INSTRUCTIONS FOR THE TASK ::
Each line below should be retyped exactly, with no pictures.

Items listed in a dataset:

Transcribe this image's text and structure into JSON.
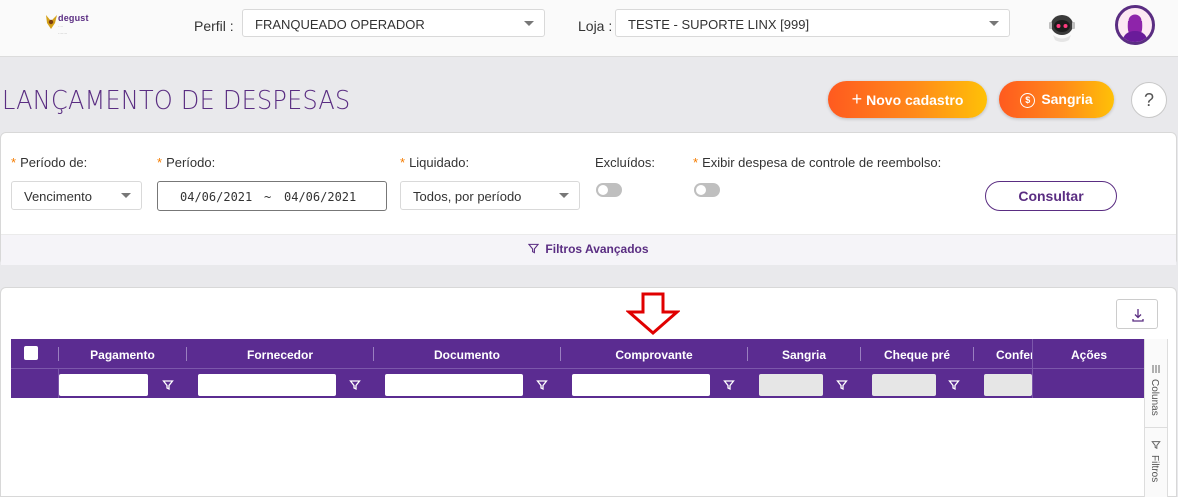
{
  "header": {
    "logo_brand": "degust",
    "profile_label": "Perfil :",
    "profile_value": "FRANQUEADO OPERADOR",
    "store_label": "Loja :",
    "store_value": "TESTE - SUPORTE LINX [999]"
  },
  "page": {
    "title": "LANÇAMENTO DE DESPESAS",
    "new_button": "Novo cadastro",
    "sangria_button": "Sangria",
    "help_label": "?"
  },
  "filters": {
    "periodo_de_label": "Período de:",
    "periodo_de_value": "Vencimento",
    "periodo_label": "Período:",
    "date_start": "04/06/2021",
    "date_sep": "~",
    "date_end": "04/06/2021",
    "liquidado_label": "Liquidado:",
    "liquidado_value": "Todos, por período",
    "excluidos_label": "Excluídos:",
    "excluidos_on": false,
    "reembolso_label": "Exibir despesa de controle de reembolso:",
    "reembolso_on": false,
    "consultar_button": "Consultar",
    "advanced_label": "Filtros Avançados"
  },
  "grid": {
    "columns": [
      "Pagamento",
      "Fornecedor",
      "Documento",
      "Comprovante",
      "Sangria",
      "Cheque pré",
      "Conferi",
      "Ações"
    ],
    "side_tabs": [
      "Colunas",
      "Filtros"
    ]
  },
  "colors": {
    "primary": "#5b2c91",
    "accent_orange": "#ff5a1f",
    "accent_yellow": "#ffc107",
    "required": "#f57c00",
    "arrow": "#e00000"
  }
}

RESPONSE ::
Transcribe this image's text and structure into JSON.
{
  "header": {
    "logo_brand": "degust",
    "profile_label": "Perfil :",
    "profile_value": "FRANQUEADO OPERADOR",
    "store_label": "Loja :",
    "store_value": "TESTE - SUPORTE LINX [999]"
  },
  "page": {
    "title": "LANÇAMENTO DE DESPESAS",
    "new_button": "Novo cadastro",
    "sangria_button": "Sangria",
    "help_label": "?"
  },
  "filters": {
    "periodo_de_label": "Período de:",
    "periodo_de_value": "Vencimento",
    "periodo_label": "Período:",
    "date_start": "04/06/2021",
    "date_sep": "~",
    "date_end": "04/06/2021",
    "liquidado_label": "Liquidado:",
    "liquidado_value": "Todos, por período",
    "excluidos_label": "Excluídos:",
    "excluidos_on": false,
    "reembolso_label": "Exibir despesa de controle de reembolso:",
    "reembolso_on": false,
    "consultar_button": "Consultar",
    "advanced_label": "Filtros Avançados"
  },
  "grid": {
    "columns": [
      "Pagamento",
      "Fornecedor",
      "Documento",
      "Comprovante",
      "Sangria",
      "Cheque pré",
      "Conferi",
      "Ações"
    ],
    "side_tabs": [
      "Colunas",
      "Filtros"
    ]
  },
  "colors": {
    "primary": "#5b2c91",
    "accent_orange": "#ff5a1f",
    "accent_yellow": "#ffc107",
    "required": "#f57c00",
    "arrow": "#e00000"
  }
}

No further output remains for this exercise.